- Records from a data collection

= = = = = = =

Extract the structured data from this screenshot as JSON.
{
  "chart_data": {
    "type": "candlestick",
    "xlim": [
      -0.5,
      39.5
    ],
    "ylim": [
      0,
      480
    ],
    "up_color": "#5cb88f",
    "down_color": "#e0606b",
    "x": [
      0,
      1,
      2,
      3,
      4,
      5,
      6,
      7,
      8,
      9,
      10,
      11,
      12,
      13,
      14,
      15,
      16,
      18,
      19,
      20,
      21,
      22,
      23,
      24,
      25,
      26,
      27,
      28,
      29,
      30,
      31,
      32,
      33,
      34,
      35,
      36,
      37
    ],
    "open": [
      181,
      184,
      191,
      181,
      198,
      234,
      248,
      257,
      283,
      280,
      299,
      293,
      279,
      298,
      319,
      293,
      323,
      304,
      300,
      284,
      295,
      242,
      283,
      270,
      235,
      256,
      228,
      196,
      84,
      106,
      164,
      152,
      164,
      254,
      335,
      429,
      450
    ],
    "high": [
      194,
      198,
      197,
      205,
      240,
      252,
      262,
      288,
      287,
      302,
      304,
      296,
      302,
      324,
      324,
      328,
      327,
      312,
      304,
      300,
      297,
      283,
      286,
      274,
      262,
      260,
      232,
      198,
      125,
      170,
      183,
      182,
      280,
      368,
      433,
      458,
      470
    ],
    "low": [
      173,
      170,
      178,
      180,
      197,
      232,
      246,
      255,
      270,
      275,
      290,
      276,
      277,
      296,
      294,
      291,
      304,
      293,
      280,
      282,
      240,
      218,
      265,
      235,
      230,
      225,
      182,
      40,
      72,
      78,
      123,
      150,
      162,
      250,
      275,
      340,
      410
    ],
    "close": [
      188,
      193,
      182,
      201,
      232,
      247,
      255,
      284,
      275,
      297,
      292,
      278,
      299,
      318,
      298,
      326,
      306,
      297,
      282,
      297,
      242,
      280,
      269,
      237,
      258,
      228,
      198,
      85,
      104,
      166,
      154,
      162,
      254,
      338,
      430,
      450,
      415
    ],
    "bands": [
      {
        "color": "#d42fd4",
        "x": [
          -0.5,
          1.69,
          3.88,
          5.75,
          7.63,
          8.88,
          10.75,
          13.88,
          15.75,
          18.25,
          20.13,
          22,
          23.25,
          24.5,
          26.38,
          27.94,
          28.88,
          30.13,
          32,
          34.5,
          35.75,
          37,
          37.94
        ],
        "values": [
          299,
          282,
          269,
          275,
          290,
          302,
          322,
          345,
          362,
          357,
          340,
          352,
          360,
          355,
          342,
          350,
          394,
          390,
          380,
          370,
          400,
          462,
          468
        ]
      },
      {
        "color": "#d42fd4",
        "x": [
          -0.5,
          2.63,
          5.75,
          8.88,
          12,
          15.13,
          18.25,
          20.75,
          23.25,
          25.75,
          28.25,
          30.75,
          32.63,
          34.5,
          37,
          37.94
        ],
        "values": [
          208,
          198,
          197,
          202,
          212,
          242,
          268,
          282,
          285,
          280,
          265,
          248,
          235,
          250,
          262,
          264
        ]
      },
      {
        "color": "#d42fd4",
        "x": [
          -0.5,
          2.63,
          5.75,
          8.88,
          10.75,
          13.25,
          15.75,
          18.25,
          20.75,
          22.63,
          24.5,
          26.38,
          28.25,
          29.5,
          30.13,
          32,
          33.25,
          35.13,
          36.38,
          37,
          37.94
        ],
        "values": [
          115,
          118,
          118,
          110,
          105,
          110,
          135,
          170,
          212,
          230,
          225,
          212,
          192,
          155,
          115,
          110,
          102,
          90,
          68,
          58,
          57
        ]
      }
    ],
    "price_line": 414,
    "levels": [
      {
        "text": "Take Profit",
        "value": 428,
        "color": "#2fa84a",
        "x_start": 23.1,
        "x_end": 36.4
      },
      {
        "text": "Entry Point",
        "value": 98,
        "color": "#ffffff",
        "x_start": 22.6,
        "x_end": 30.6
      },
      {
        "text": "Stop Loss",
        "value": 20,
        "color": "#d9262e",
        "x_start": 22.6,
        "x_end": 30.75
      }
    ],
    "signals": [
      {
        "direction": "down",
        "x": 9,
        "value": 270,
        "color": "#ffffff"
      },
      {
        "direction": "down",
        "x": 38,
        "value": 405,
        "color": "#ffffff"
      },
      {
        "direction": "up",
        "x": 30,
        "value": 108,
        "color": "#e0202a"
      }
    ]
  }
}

= = = = = = =

- WHAT TO WORK ON
Reproduce the records word for word.

- COMPLETED EXERCISE
Extract the structured data from this screenshot as JSON.
{
  "chart_data": {
    "type": "candlestick",
    "xlim": [
      -0.5,
      39.5
    ],
    "ylim": [
      0,
      480
    ],
    "up_color": "#5cb88f",
    "down_color": "#e0606b",
    "x": [
      0,
      1,
      2,
      3,
      4,
      5,
      6,
      7,
      8,
      9,
      10,
      11,
      12,
      13,
      14,
      15,
      16,
      18,
      19,
      20,
      21,
      22,
      23,
      24,
      25,
      26,
      27,
      28,
      29,
      30,
      31,
      32,
      33,
      34,
      35,
      36,
      37
    ],
    "open": [
      181,
      184,
      191,
      181,
      198,
      234,
      248,
      257,
      283,
      280,
      299,
      293,
      279,
      298,
      319,
      293,
      323,
      304,
      300,
      284,
      295,
      242,
      283,
      270,
      235,
      256,
      228,
      196,
      84,
      106,
      164,
      152,
      164,
      254,
      335,
      429,
      450
    ],
    "high": [
      194,
      198,
      197,
      205,
      240,
      252,
      262,
      288,
      287,
      302,
      304,
      296,
      302,
      324,
      324,
      328,
      327,
      312,
      304,
      300,
      297,
      283,
      286,
      274,
      262,
      260,
      232,
      198,
      125,
      170,
      183,
      182,
      280,
      368,
      433,
      458,
      470
    ],
    "low": [
      173,
      170,
      178,
      180,
      197,
      232,
      246,
      255,
      270,
      275,
      290,
      276,
      277,
      296,
      294,
      291,
      304,
      293,
      280,
      282,
      240,
      218,
      265,
      235,
      230,
      225,
      182,
      40,
      72,
      78,
      123,
      150,
      162,
      250,
      275,
      340,
      410
    ],
    "close": [
      188,
      193,
      182,
      201,
      232,
      247,
      255,
      284,
      275,
      297,
      292,
      278,
      299,
      318,
      298,
      326,
      306,
      297,
      282,
      297,
      242,
      280,
      269,
      237,
      258,
      228,
      198,
      85,
      104,
      166,
      154,
      162,
      254,
      338,
      430,
      450,
      415
    ],
    "bands": [
      {
        "color": "#d42fd4",
        "x": [
          -0.5,
          1.69,
          3.88,
          5.75,
          7.63,
          8.88,
          10.75,
          13.88,
          15.75,
          18.25,
          20.13,
          22,
          23.25,
          24.5,
          26.38,
          27.94,
          28.88,
          30.13,
          32,
          34.5,
          35.75,
          37,
          37.94
        ],
        "values": [
          299,
          282,
          269,
          275,
          290,
          302,
          322,
          345,
          362,
          357,
          340,
          352,
          360,
          355,
          342,
          350,
          394,
          390,
          380,
          370,
          400,
          462,
          468
        ]
      },
      {
        "color": "#d42fd4",
        "x": [
          -0.5,
          2.63,
          5.75,
          8.88,
          12,
          15.13,
          18.25,
          20.75,
          23.25,
          25.75,
          28.25,
          30.75,
          32.63,
          34.5,
          37,
          37.94
        ],
        "values": [
          208,
          198,
          197,
          202,
          212,
          242,
          268,
          282,
          285,
          280,
          265,
          248,
          235,
          250,
          262,
          264
        ]
      },
      {
        "color": "#d42fd4",
        "x": [
          -0.5,
          2.63,
          5.75,
          8.88,
          10.75,
          13.25,
          15.75,
          18.25,
          20.75,
          22.63,
          24.5,
          26.38,
          28.25,
          29.5,
          30.13,
          32,
          33.25,
          35.13,
          36.38,
          37,
          37.94
        ],
        "values": [
          115,
          118,
          118,
          110,
          105,
          110,
          135,
          170,
          212,
          230,
          225,
          212,
          192,
          155,
          115,
          110,
          102,
          90,
          68,
          58,
          57
        ]
      }
    ],
    "price_line": 414,
    "levels": [
      {
        "text": "Take Profit",
        "value": 428,
        "color": "#2fa84a",
        "x_start": 23.1,
        "x_end": 36.4
      },
      {
        "text": "Entry Point",
        "value": 98,
        "color": "#ffffff",
        "x_start": 22.6,
        "x_end": 30.6
      },
      {
        "text": "Stop Loss",
        "value": 20,
        "color": "#d9262e",
        "x_start": 22.6,
        "x_end": 30.75
      }
    ],
    "signals": [
      {
        "direction": "down",
        "x": 9,
        "value": 270,
        "color": "#ffffff"
      },
      {
        "direction": "down",
        "x": 38,
        "value": 405,
        "color": "#ffffff"
      },
      {
        "direction": "up",
        "x": 30,
        "value": 108,
        "color": "#e0202a"
      }
    ]
  }
}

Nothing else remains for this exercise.